Source records:
________
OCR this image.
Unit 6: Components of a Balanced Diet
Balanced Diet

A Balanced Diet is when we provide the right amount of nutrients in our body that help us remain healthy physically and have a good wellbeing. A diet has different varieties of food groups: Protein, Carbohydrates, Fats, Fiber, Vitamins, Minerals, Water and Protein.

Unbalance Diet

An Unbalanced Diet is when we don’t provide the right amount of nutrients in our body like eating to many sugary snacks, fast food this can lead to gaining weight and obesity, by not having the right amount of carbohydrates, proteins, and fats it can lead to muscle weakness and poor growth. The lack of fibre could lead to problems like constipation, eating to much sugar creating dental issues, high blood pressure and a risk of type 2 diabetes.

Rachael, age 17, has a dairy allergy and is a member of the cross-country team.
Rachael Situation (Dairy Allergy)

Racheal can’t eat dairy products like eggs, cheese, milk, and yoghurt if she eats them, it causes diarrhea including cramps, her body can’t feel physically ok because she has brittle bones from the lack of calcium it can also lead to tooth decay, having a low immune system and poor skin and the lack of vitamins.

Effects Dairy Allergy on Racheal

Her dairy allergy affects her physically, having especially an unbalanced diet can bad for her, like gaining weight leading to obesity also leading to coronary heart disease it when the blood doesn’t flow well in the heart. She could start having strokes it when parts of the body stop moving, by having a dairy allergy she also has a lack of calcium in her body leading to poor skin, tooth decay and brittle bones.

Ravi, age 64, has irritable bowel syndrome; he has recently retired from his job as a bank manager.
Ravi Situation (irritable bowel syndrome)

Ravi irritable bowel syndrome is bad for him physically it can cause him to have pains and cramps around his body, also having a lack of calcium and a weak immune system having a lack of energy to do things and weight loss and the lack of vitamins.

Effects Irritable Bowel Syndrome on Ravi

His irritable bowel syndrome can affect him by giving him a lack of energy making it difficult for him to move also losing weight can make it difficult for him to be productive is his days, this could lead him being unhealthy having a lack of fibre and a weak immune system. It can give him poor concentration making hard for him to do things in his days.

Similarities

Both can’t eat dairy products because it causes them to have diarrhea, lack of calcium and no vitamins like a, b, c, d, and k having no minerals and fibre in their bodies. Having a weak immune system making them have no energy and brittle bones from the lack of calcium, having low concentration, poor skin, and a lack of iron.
________
What to work on: Among the lines above, count those containing the word "weight" and give nothing but the result.

Response to the task: 4